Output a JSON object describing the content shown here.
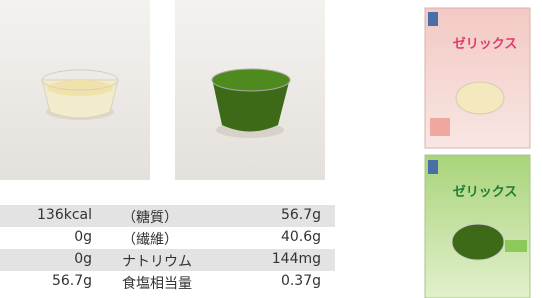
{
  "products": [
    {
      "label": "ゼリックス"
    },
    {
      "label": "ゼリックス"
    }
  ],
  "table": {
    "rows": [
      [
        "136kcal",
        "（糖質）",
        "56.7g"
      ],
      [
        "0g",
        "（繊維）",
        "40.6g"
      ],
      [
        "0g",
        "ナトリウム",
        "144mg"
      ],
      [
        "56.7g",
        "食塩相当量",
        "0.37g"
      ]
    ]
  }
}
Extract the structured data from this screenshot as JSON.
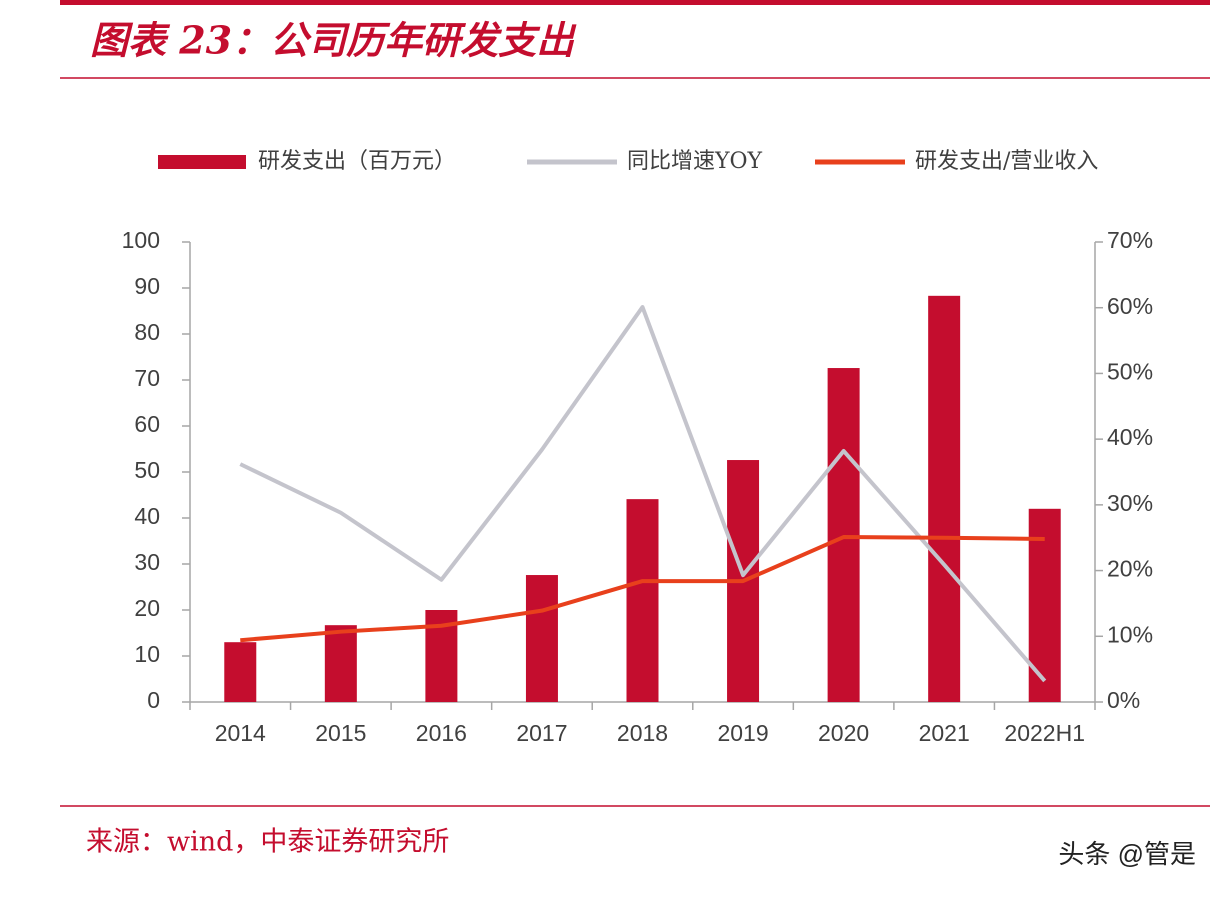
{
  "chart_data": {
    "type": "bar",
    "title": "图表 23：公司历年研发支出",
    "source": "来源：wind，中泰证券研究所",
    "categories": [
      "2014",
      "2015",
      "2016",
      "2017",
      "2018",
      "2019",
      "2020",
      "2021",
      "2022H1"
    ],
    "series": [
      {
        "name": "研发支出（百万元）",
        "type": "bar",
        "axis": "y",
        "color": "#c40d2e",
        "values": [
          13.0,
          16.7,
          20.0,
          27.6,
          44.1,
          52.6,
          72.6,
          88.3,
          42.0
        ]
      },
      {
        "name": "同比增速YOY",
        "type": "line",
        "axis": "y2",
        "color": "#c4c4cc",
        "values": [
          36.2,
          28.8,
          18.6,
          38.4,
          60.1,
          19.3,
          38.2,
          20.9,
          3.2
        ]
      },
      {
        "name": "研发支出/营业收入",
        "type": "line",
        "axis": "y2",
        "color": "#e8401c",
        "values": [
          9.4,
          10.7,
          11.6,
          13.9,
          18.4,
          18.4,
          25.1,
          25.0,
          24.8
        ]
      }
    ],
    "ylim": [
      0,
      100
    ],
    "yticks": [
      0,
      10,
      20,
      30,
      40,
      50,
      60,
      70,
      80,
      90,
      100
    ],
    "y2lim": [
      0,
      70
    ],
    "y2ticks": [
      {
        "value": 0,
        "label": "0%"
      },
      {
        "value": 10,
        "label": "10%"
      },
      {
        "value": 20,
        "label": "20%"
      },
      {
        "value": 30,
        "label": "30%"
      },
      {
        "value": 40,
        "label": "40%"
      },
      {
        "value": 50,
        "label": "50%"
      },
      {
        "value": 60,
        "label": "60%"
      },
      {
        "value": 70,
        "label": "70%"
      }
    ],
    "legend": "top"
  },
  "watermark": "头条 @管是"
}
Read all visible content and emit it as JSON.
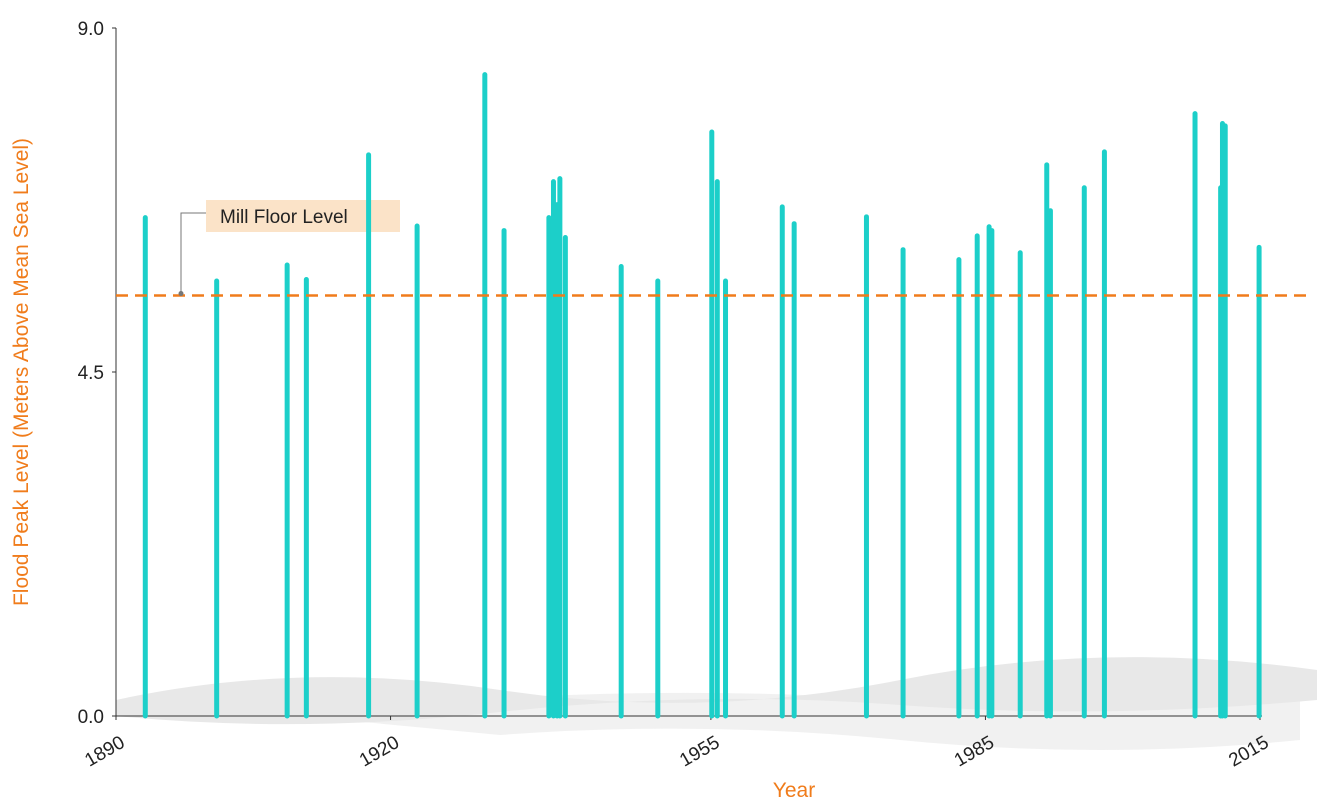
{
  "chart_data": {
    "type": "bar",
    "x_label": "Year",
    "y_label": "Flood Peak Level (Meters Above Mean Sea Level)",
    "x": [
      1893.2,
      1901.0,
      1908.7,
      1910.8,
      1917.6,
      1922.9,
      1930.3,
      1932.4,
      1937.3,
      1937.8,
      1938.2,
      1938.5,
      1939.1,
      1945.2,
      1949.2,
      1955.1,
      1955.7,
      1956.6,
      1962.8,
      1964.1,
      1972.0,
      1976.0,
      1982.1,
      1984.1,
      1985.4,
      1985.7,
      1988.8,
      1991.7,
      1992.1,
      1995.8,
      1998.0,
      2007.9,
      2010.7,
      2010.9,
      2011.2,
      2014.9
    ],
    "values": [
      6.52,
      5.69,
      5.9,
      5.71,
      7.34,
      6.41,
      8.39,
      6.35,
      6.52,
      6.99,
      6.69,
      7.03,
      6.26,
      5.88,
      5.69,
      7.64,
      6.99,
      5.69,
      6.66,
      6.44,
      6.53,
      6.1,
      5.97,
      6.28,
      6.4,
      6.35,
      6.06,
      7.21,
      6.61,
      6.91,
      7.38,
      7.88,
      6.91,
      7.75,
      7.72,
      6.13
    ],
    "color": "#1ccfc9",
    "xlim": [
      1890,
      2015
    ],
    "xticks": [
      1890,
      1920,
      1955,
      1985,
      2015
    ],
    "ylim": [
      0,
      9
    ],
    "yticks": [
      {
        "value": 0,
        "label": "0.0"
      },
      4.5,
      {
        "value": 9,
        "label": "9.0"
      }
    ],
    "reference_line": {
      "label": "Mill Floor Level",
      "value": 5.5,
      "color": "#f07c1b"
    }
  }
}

= = = =

WHAT THE TASK ASKS
State only how many lines in the material include "content".

EXERCISE ANSWER
2